— Start SUPPLIED DATA —

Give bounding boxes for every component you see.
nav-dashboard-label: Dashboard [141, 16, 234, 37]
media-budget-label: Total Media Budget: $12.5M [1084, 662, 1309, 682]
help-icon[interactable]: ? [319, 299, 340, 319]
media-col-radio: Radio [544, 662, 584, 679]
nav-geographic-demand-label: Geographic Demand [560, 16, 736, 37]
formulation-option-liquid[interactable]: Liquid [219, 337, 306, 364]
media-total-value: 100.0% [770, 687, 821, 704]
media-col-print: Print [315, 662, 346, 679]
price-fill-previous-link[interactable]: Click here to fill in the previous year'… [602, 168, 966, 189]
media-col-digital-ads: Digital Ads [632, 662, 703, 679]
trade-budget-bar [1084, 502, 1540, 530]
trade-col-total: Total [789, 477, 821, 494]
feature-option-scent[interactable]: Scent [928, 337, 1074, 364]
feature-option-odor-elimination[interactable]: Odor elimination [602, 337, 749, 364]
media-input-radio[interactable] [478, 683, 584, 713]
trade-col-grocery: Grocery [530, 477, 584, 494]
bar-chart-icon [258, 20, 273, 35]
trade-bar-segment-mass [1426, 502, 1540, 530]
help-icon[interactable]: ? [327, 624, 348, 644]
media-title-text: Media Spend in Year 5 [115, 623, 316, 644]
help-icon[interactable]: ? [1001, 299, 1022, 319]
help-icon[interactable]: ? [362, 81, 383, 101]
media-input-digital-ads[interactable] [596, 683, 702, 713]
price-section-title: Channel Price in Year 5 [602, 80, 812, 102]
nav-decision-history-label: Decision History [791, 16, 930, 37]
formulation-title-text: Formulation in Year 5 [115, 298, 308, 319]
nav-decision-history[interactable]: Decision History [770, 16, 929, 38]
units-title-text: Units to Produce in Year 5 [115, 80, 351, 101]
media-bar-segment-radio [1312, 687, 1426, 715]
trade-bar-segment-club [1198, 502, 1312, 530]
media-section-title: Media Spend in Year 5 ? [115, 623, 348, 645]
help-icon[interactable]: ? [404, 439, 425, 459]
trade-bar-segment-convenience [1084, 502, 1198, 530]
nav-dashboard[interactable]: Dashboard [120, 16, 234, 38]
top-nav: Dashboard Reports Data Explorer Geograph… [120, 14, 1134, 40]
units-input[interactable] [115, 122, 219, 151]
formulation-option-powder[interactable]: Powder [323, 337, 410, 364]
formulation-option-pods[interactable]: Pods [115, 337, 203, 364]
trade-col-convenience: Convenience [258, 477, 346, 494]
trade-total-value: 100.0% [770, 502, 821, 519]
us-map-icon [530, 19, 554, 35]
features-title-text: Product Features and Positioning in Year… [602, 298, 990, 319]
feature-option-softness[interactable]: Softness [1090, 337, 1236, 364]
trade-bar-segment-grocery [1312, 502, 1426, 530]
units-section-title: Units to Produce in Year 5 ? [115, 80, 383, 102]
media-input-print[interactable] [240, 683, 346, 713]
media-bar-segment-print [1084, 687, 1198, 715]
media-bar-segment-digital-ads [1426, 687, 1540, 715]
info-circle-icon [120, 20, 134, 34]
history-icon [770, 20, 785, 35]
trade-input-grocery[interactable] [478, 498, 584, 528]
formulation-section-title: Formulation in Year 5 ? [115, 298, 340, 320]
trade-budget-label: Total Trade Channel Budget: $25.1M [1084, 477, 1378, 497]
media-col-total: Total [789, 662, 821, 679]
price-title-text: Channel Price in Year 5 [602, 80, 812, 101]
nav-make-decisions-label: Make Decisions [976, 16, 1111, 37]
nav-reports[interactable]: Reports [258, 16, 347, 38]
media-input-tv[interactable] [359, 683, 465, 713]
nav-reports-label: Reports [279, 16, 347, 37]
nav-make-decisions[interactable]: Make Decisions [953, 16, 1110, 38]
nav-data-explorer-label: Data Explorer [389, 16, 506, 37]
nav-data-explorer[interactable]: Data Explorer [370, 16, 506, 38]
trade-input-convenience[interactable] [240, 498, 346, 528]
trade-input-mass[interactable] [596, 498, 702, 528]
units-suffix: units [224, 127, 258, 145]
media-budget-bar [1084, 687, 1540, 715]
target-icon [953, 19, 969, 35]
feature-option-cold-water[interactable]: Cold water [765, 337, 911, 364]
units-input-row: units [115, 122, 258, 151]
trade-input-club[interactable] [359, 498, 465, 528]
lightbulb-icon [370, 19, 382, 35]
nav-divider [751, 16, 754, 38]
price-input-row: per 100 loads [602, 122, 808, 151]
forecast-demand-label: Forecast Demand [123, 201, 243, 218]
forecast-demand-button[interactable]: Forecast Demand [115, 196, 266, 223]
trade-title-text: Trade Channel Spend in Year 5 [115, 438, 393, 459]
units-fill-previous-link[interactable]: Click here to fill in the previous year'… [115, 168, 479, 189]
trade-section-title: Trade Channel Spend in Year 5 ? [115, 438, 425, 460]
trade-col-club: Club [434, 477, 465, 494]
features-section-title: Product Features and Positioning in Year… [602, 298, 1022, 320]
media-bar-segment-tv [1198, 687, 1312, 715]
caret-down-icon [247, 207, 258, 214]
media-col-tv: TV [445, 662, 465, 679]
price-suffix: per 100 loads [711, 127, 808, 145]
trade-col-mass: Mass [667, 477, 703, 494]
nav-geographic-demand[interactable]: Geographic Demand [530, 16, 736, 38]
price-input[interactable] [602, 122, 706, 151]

— End SUPPLIED DATA —

• **GIVEN TASK**: State how many lines of the records above contain the string "help". Respond with the number alone.

• **EXPECTED ANSWER**: 5